*WRITTEN EXERCISE*. Read the records and write them out again exactly.
========
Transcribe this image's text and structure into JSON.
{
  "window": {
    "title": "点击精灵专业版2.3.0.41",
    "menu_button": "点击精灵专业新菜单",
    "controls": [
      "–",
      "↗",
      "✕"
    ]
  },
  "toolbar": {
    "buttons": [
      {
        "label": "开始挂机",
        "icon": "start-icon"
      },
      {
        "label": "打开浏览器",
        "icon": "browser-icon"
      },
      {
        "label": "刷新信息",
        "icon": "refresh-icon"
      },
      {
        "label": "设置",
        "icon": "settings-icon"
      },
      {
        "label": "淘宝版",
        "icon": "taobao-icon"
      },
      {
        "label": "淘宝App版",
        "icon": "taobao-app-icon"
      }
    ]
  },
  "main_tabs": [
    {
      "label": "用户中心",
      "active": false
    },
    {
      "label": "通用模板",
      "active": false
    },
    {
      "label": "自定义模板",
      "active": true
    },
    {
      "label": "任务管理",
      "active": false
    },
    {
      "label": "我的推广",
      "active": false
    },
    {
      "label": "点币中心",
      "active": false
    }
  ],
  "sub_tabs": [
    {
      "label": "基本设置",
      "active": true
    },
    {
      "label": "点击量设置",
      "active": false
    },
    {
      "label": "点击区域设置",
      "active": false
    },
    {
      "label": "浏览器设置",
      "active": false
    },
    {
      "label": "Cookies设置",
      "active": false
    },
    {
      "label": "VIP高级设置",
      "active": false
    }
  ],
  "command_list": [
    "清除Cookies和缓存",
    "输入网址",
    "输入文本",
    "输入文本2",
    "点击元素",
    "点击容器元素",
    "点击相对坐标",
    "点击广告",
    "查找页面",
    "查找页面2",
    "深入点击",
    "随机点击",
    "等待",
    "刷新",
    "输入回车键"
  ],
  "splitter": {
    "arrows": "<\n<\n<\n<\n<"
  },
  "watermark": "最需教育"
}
========
*EXERCISE OUTPUT*.
Transcribe this image's text and structure into JSON.
{
  "window": {
    "title": "点击精灵专业版2.3.0.41",
    "menu_button": "点击精灵专业新菜单",
    "controls": [
      "–",
      "↗",
      "✕"
    ]
  },
  "toolbar": {
    "buttons": [
      {
        "label": "开始挂机",
        "icon": "start-icon"
      },
      {
        "label": "打开浏览器",
        "icon": "browser-icon"
      },
      {
        "label": "刷新信息",
        "icon": "refresh-icon"
      },
      {
        "label": "设置",
        "icon": "settings-icon"
      },
      {
        "label": "淘宝版",
        "icon": "taobao-icon"
      },
      {
        "label": "淘宝App版",
        "icon": "taobao-app-icon"
      }
    ]
  },
  "main_tabs": [
    {
      "label": "用户中心",
      "active": false
    },
    {
      "label": "通用模板",
      "active": false
    },
    {
      "label": "自定义模板",
      "active": true
    },
    {
      "label": "任务管理",
      "active": false
    },
    {
      "label": "我的推广",
      "active": false
    },
    {
      "label": "点币中心",
      "active": false
    }
  ],
  "sub_tabs": [
    {
      "label": "基本设置",
      "active": true
    },
    {
      "label": "点击量设置",
      "active": false
    },
    {
      "label": "点击区域设置",
      "active": false
    },
    {
      "label": "浏览器设置",
      "active": false
    },
    {
      "label": "Cookies设置",
      "active": false
    },
    {
      "label": "VIP高级设置",
      "active": false
    }
  ],
  "command_list": [
    "清除Cookies和缓存",
    "输入网址",
    "输入文本",
    "输入文本2",
    "点击元素",
    "点击容器元素",
    "点击相对坐标",
    "点击广告",
    "查找页面",
    "查找页面2",
    "深入点击",
    "随机点击",
    "等待",
    "刷新",
    "输入回车键"
  ],
  "splitter": {
    "arrows": "<\n<\n<\n<\n<"
  },
  "watermark": "最需教育"
}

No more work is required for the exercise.